• [EXERCISES TO COMPLETE]:
1. Answer each question from the Keycloak post, one line per answer, marked like the question.
(a) At what address is the wiki exposed to the world?
(b) What value does the configuration give $wgOpenIDConnect_MigrateUsersByEmail?
(c) What Redirect URL is set in Keycloak?
2. Decide whether each statement agrees with the Keycloak post. Answer yes or no, and quote the words from the post that settle it.
(a) Keycloak lives at auth.domain.com.
(b) The wiki configuration turns off local login.
(c) The client ID given in the OpenID Connect configuration is wiki.
3. Extend the forum post on setting up Keycloak with MediaWiki, starting after its last sentence.

Topic on Extension talk:OpenID Connect

Hi Cindy!

When configuring Keycloak and Mediawiki to work together I'm running into the following issue:

- My wiki lives at wiki.internal.domain.com, but is exposed to the world at wiki.domain.com

- My Keycloak lives at auth.domain.com

The configuration for Mediawiki looks like this:

// This is required for the authentication plugins below

$wgGroupPermissions['*']['createaccount'] = false;

$wgGroupPermissions['*']['autocreateaccount'] = true;

// Pluggable authentication

wfLoadExtension( 'PluggableAuth' );

$wgPluggableAuth_EnableAutoLogin = true;

$wgPluggableAuth_EnableLocalLogin = true;

$wgPluggableAuth_EnableLocalProperties = false;

#$wgPluggableAuth_ButtonLabelMessage =

#$wgPluggableAuth_ButtonLabel = null;

#$wgPluggableAuth_ExtraLoginFields = [];

#$wgPluggableAuth_Class = 'OpenIDConnect';

// OpenID connect

wfLoadExtension( 'OpenIDConnect' );

$wgOpenIDConnect_Config['https://auth.domain.com/auth/realms/myfirstrealm'] = [

   'clientID' => 'wiki',

   'clientsecret' => 'somesecret',

   'name' => 'Domain.com SSO',

];

$wgOpenIDConnect_UseRealNameAsUserName = false;

$wgOpenIDConnect_UseEmailNameAsUserName = false;

$wgOpenIDConnect_MigrateUsersByUserName = true;

$wgOpenIDConnect_MigrateUsersByEmail = true;

$wgOpenIDConnect_ForceLogout = false;

The configuration for Keycloak is basically default, with the exception of the Redirect URL (which points to https://wiki.domain.com/index.php/Special:PluggableAuthLogin)

• [RECORDED INFORMATION]:
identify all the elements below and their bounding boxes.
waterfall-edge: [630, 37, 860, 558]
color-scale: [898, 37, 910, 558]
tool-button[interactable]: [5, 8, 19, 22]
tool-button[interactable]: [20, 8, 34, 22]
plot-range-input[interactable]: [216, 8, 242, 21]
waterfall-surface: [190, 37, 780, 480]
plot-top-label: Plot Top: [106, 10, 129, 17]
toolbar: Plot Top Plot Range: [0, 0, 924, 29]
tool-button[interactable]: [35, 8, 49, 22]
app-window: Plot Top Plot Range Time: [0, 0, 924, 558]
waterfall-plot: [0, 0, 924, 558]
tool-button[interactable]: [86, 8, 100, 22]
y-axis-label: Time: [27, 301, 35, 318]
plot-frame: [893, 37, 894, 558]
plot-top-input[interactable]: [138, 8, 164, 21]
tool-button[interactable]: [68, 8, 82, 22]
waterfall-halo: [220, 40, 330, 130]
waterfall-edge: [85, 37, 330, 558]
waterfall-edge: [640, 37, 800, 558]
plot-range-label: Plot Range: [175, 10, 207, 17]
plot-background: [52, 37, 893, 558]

• [ANSWERS FOR THIS EXERCISE]:
1.
(a) wiki.domain.com
(b) true
(c) https://wiki.domain.com/index.php/Special:PluggableAuthLogin

2.
(a) Yes: "My Keycloak lives at auth.domain.com"
(b) No: "$wgPluggableAuth_EnableLocalLogin = true;"
(c) Yes: "'clientID' => 'wiki',"

3.
When trying to login I am properly redirected to the Keycloak login page, but I receive an error that the redirect URL is invalid. When inspecting the URL I see that the redirect URL given to Keycloak (from Mediawiki) is https://wiki.internal.domain.com on which it is not reachable.

However, the baseURL I have configured for Mediawiki is https://wiki.domain.com and not the internal name:

## The protocol and server name to use in fully-qualified URLs

$wgServer           = "https://wiki.domain.com";

Am I missing something?

Thanks in advance!

I have a similar setup where there is a different internal and external name for a wiki, and it works correctly. But, there must be something different in the configuration. I think that the code in question might be in the getRedirectURL() function in PHP OpenID Connect library: https://github.com/jumbojett/OpenID-Connect-PHP/blob/master/src/OpenIDConnectClient.php#L511. If the redirect URL has not been explicitly set using setRedirectURL(), the code creates the redirect URL from elements of the $_SERVER variable. You could try adding some debugging in there to see if that's the case and if it is getting the internal URL from that code. If so, we could add an additional optional configuration variable to OpenID Connect which would be used to call setRedirectURL() in cases like this.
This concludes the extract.